Críticas ao STF e à ADPF 635
Durante a coletiva, Cláudio Castro também voltou a criticar a ADPF 635, decisão do Supremo Tribunal Federal (STF) que restringiu operações policiais em comunidades durante a pandemia de Covid-19.
“Hoje, os criminosos têm drones com bombas e armas de guerra, e ninguém se manifesta”, afirmou.
Na avaliação do governador, a limitação imposta pelo Supremo abriu espaço para o avanço das facções criminosas e a migração de grupos de outros estados para o território fluminense.
“Essa foi uma das maiores tragédias da segurança pública fluminense. A ADPF criou um vácuo que o tráfico preencheu”, declarou.
A decisão do STF, relatada pelo ministro Edson Fachin, determinou que operações policiais em favelas só poderiam ocorrer em casos excepcionais, mediante comunicação prévia ao Ministério Público e adoção de medidas para preservar moradores e agentes públicos.
Balanço da operação na Penha e no Alemão
A operação realizada nesta terça-feira nos complexos da Penha e do Alemão, coordenada pelas polícias Civil e Militar, resultou em 81 prisões e na apreensão de 46 fuzis.
De acordo com o balanço parcial, 64 pessoas morreram, incluindo dois policiais civis. A Secretaria de Segurança Pública informou que o objetivo da ação era desarticular facções ligadas ao tráfico de armas e drogas.
Cláudio Castro classificou a operação como “fundamental” e exaltou o trabalho das forças estaduais.
“Depois de cinco anos de limitações, as nossas polícias, com muita coragem, estão enfrentando o crime. Eu tenho orgulho de cada policial que foi para a rua hoje”, afirmou.
Apesar disso, o governador evitou divulgar o número total de mortos e feridos, concentrando-se nas críticas à falta de apoio federal.
“O governo federal não prioriza o combate ao crime. Falta coordenação, falta estratégia e, principalmente, falta vontade política”, disse.
Impasses entre Rio e Brasília
As declarações de Castro marcam mais um capítulo da tensão política entre o Palácio Guanabara e o Palácio do Planalto. O governador, filiado ao Partido Liberal (PL), vem mantendo um discurso de confronto com o governo Lula em temas de segurança e infraestrutura.
Em 2023, o então ministro da Justiça, Flávio Dino, havia autorizado o envio da Força Nacional de Segurança Pública para o Rio, mas, segundo Castro, o apoio foi “limitado e simbólico”.
“Mandaram a Força Nacional para patrulhar estrada. Não é lá que o crime está. O crime está dentro das comunidades, onde o Estado precisa estar presente”, criticou.

==========

#### [Detalhes da tarefa]
Por favor, reescreva em forma de lista o parágrafo do texto fornecido que começa com "A decisão do STF, relatada pelo ministro Edson Fachin", mantendo seus fatos principais.

#### [Trechos dos itens]

==========

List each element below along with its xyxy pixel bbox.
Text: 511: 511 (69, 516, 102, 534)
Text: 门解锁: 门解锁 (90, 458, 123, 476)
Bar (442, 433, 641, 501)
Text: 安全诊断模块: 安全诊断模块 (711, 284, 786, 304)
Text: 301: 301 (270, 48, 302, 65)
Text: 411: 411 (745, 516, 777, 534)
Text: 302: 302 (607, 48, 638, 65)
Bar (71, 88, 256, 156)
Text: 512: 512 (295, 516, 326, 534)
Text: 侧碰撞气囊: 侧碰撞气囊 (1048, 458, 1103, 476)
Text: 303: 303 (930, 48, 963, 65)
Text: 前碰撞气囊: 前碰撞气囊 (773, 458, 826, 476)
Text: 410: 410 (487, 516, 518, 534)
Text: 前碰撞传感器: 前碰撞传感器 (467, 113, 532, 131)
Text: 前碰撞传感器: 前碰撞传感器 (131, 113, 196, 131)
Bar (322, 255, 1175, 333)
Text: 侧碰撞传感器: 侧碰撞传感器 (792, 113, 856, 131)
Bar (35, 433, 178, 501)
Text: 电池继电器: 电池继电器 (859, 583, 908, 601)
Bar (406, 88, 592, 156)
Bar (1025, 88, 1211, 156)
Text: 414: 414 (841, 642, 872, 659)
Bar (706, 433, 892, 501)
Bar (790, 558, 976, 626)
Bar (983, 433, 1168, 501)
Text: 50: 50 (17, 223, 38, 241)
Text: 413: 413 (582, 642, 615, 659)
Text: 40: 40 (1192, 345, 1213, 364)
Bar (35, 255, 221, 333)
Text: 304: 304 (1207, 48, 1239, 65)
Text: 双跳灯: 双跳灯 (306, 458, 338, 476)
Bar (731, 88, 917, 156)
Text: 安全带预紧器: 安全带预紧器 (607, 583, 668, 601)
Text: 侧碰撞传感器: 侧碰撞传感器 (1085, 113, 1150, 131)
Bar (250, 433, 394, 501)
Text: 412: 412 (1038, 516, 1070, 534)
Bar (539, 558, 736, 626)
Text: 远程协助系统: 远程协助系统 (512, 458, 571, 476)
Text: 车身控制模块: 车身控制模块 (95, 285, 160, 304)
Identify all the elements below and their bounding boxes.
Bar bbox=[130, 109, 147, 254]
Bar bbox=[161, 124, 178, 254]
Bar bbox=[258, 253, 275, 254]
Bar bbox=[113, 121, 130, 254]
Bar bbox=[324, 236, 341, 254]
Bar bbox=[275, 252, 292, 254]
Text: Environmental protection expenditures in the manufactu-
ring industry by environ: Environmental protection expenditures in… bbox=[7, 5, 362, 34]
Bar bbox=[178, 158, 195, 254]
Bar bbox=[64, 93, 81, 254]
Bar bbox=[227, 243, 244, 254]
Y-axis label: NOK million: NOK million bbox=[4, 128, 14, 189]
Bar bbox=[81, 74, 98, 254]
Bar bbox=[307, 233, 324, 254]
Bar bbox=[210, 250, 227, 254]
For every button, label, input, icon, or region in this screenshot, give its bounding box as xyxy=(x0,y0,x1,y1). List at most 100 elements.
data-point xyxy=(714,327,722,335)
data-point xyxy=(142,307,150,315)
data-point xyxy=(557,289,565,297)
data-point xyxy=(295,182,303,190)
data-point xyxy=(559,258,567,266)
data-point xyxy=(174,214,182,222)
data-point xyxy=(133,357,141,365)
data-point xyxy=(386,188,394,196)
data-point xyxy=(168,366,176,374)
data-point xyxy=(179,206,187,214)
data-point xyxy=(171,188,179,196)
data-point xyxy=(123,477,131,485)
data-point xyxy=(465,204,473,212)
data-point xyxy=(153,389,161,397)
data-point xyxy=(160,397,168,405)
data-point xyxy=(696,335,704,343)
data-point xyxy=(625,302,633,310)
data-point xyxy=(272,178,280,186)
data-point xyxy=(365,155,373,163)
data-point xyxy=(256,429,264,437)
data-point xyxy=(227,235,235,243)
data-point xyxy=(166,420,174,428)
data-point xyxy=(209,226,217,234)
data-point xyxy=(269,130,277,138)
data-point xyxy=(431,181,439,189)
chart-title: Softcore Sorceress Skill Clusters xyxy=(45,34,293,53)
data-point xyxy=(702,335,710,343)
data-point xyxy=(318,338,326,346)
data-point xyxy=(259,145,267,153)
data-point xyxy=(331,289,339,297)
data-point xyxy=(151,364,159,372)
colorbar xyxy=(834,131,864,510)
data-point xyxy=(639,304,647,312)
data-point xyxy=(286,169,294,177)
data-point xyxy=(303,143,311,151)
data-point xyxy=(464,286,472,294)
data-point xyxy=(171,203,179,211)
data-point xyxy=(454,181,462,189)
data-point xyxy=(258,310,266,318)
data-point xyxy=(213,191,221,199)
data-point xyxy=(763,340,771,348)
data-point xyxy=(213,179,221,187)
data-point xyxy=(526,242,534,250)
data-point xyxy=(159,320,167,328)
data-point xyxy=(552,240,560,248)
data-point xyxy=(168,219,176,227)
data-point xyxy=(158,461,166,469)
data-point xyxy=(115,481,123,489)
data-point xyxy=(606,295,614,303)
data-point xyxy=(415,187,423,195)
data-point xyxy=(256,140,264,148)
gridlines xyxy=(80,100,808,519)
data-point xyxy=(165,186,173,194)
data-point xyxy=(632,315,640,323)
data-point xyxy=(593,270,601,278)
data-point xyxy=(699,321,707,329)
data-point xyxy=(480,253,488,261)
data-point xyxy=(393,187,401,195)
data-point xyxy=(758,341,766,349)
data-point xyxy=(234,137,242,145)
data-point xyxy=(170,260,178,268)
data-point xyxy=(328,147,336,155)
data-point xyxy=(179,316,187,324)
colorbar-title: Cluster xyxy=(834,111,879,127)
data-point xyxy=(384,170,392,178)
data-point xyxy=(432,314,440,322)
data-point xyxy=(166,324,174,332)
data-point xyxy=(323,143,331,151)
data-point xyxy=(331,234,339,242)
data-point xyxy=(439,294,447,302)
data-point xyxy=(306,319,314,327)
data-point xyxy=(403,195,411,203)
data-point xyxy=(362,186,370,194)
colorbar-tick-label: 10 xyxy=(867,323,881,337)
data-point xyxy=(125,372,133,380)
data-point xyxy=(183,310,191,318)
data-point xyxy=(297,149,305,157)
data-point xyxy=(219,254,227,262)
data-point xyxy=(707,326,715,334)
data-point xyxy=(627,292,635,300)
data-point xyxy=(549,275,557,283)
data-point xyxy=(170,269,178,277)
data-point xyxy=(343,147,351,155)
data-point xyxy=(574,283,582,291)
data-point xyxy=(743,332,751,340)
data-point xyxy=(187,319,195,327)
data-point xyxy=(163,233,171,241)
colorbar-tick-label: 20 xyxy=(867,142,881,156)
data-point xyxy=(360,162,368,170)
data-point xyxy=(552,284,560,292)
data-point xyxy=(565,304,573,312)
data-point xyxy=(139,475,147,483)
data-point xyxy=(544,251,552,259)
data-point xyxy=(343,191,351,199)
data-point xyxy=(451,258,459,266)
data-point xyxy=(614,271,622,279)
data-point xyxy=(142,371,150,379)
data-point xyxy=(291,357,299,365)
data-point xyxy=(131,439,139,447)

==========

#### [Solução escrita]
- A decisão do STF teve como relator o ministro Edson Fachin.
- Operações policiais em favelas passaram a ser permitidas só em casos excepcionais.
- Era exigida comunicação prévia ao Ministério Público.
- Deviam ser adotadas medidas para preservar moradores e agentes públicos.